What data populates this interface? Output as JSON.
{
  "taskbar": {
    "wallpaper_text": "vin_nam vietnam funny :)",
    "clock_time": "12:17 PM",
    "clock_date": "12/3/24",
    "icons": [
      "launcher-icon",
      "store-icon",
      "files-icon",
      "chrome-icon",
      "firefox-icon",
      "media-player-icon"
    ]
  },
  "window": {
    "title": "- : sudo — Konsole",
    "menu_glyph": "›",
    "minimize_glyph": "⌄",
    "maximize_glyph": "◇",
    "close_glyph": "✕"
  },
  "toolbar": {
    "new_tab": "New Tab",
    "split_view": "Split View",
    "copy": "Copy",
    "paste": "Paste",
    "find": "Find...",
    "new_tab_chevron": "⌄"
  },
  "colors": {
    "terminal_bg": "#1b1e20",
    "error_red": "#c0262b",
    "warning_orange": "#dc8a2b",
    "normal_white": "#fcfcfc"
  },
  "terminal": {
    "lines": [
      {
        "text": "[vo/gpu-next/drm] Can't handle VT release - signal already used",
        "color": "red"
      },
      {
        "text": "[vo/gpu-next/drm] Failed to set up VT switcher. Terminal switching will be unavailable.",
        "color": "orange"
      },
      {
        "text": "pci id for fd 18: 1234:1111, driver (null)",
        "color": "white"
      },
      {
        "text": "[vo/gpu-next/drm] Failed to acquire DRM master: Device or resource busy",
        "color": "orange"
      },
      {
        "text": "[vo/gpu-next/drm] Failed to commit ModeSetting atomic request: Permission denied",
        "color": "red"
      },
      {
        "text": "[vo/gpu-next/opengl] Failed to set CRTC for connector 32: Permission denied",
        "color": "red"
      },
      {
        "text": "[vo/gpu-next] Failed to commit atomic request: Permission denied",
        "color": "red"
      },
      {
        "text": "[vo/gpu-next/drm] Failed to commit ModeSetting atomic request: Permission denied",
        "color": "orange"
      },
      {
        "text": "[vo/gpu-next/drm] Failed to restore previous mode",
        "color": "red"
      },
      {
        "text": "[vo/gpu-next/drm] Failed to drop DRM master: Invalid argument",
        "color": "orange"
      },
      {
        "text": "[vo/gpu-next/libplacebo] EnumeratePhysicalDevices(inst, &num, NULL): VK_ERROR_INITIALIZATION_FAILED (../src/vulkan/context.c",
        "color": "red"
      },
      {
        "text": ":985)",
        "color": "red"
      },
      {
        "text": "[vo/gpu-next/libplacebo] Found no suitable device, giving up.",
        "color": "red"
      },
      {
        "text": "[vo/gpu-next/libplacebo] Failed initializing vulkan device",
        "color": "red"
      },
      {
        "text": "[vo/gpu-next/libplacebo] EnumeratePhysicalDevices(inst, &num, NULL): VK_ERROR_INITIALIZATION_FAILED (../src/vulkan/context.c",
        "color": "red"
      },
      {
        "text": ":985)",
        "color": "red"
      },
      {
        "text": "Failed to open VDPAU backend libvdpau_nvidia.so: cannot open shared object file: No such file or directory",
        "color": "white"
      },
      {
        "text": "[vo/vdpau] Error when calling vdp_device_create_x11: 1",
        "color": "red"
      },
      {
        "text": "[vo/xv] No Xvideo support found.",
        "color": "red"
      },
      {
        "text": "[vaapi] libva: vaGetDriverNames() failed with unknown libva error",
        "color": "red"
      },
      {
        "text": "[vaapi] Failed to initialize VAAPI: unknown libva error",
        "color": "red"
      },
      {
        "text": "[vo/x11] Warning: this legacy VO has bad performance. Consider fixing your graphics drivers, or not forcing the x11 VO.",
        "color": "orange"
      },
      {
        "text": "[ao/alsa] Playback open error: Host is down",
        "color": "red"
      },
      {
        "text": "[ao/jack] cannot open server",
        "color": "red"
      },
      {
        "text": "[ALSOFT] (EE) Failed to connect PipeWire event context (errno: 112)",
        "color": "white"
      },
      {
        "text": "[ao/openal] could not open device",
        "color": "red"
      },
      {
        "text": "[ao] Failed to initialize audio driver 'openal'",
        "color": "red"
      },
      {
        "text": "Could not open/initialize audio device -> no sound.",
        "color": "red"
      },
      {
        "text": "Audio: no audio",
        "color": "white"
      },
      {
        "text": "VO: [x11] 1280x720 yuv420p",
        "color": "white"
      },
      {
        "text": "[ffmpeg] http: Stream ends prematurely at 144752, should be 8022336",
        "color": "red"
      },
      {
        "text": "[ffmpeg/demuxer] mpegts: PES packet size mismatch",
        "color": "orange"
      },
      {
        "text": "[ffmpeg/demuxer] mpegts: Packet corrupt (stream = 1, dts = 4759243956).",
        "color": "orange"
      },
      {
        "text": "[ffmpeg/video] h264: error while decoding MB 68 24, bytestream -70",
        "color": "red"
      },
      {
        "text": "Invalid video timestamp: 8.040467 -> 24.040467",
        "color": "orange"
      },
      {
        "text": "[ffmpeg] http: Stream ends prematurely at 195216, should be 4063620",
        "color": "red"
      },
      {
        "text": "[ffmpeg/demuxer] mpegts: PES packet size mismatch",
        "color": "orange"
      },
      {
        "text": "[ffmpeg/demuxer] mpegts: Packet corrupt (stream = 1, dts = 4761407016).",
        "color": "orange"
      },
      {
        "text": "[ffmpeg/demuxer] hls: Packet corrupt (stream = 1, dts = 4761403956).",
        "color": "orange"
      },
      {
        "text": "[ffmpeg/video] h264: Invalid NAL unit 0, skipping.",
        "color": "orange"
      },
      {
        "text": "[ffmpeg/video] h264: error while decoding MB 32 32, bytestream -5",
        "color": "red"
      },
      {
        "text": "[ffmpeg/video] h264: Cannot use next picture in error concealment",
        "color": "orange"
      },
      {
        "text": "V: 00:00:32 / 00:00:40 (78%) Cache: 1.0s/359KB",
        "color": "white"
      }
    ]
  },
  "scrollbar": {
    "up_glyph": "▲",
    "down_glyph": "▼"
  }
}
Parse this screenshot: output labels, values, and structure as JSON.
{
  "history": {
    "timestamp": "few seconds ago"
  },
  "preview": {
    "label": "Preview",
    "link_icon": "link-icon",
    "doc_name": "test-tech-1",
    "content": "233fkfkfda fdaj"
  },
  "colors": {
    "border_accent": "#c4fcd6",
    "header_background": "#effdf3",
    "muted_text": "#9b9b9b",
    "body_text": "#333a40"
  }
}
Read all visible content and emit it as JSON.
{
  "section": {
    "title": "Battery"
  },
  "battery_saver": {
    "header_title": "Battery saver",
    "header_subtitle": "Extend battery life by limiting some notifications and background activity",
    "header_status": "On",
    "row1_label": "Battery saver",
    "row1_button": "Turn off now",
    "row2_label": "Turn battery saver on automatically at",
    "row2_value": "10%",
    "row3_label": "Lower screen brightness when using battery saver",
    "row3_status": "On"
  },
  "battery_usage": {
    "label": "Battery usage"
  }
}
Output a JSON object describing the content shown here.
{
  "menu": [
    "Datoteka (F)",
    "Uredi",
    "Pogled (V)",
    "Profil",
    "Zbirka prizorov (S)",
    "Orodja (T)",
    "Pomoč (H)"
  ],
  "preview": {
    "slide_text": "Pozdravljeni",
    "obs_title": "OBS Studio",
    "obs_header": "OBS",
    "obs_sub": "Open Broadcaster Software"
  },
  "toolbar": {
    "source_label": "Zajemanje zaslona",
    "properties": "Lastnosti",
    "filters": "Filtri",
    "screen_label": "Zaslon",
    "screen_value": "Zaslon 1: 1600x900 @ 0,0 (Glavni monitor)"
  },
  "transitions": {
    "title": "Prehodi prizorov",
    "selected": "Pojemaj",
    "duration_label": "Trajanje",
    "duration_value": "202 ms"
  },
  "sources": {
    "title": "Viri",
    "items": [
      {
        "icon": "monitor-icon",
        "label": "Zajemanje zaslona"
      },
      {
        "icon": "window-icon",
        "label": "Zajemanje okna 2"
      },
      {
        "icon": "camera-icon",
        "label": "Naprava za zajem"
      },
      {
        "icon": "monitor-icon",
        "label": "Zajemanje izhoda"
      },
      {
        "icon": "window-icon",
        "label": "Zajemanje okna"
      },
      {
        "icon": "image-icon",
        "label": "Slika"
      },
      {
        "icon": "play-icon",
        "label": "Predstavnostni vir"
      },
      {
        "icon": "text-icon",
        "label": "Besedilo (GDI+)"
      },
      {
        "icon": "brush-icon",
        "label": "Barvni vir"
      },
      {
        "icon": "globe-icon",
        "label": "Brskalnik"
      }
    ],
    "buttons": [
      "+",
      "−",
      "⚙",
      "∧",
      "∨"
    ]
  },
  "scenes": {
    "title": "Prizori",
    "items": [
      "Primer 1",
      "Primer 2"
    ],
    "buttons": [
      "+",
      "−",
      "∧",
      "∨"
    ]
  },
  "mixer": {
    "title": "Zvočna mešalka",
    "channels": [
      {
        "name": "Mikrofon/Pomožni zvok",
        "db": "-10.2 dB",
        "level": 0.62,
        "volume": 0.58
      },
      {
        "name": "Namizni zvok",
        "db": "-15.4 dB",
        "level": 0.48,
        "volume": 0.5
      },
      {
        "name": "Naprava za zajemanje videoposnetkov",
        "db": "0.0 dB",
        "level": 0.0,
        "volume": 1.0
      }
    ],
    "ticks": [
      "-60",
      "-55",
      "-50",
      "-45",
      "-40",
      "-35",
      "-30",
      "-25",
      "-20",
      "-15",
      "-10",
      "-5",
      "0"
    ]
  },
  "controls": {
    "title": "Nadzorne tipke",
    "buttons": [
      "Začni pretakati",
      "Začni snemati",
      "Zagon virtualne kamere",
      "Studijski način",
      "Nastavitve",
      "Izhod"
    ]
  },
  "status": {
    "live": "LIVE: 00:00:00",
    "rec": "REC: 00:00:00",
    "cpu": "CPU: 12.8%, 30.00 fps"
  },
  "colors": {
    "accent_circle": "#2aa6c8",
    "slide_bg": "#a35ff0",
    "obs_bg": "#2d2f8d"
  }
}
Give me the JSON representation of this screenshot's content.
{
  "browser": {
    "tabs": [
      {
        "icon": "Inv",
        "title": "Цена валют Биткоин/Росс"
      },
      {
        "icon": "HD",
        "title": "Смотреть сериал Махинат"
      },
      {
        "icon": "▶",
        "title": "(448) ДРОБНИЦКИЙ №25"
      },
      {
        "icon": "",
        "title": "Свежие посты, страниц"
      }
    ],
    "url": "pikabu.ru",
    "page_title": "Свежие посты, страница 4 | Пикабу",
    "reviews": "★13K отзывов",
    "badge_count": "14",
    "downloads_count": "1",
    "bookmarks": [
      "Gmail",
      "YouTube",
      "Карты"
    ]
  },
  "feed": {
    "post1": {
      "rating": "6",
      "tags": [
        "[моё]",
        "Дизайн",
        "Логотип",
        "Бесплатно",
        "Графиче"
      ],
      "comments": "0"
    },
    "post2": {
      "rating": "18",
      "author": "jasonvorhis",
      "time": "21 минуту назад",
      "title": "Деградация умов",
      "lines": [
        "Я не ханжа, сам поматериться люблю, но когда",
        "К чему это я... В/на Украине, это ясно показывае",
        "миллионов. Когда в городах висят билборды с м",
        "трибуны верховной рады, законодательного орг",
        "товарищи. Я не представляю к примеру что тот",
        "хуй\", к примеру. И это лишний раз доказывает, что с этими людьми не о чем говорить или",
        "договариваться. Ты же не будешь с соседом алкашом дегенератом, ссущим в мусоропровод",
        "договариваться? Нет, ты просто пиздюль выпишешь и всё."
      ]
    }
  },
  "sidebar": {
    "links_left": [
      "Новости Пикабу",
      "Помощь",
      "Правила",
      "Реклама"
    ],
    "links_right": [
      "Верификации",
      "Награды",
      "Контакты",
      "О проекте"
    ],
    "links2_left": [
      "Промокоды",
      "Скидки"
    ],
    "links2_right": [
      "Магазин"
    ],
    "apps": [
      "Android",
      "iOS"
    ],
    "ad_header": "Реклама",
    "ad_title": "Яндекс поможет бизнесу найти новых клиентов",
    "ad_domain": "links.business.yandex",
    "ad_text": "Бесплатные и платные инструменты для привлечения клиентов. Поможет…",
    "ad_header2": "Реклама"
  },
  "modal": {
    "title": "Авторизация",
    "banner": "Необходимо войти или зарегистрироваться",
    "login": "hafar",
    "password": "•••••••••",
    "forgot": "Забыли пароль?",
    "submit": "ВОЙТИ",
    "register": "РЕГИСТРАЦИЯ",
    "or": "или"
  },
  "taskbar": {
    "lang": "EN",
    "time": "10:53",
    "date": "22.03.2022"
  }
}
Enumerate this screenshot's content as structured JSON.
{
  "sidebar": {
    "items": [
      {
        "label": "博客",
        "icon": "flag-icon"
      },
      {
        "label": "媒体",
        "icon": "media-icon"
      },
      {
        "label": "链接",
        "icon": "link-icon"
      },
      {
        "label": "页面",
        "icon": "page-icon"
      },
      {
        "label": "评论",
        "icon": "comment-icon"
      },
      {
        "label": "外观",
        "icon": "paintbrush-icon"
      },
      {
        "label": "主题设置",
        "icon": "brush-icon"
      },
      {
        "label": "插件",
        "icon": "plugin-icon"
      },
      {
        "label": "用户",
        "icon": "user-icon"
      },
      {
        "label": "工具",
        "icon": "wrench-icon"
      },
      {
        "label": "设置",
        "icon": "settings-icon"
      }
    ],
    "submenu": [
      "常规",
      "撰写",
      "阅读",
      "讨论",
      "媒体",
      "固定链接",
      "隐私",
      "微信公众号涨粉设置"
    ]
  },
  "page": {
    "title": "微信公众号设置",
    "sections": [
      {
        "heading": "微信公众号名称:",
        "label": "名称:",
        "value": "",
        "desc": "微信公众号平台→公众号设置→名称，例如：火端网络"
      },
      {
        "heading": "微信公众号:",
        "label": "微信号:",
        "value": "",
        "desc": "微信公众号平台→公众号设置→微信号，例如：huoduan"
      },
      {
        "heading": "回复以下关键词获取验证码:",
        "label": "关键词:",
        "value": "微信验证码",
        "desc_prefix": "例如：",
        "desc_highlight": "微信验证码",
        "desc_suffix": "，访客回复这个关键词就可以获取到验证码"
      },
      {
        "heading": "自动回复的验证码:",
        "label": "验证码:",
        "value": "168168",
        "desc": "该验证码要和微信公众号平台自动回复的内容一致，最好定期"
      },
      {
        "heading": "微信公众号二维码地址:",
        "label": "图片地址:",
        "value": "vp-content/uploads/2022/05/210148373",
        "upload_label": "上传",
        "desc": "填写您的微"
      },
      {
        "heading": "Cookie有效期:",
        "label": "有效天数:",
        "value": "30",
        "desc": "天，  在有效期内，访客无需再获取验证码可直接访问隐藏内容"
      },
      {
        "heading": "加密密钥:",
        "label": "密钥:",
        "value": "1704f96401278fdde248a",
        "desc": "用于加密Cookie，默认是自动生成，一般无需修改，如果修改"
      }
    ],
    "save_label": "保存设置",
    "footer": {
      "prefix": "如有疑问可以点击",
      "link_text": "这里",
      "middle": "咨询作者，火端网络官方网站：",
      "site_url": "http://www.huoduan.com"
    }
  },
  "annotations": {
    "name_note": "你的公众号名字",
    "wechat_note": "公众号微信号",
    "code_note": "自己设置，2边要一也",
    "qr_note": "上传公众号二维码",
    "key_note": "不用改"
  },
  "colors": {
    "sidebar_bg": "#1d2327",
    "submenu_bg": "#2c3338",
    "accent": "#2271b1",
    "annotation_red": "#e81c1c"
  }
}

= = = =

> **Goal**
Search the data for the word "prematurely" and copy each line where it appears.

> **Reply to the task**
        "text": "[ffmpeg] http: Stream ends prematurely at 144752, should be 8022336",
        "text": "[ffmpeg] http: Stream ends prematurely at 195216, should be 4063620",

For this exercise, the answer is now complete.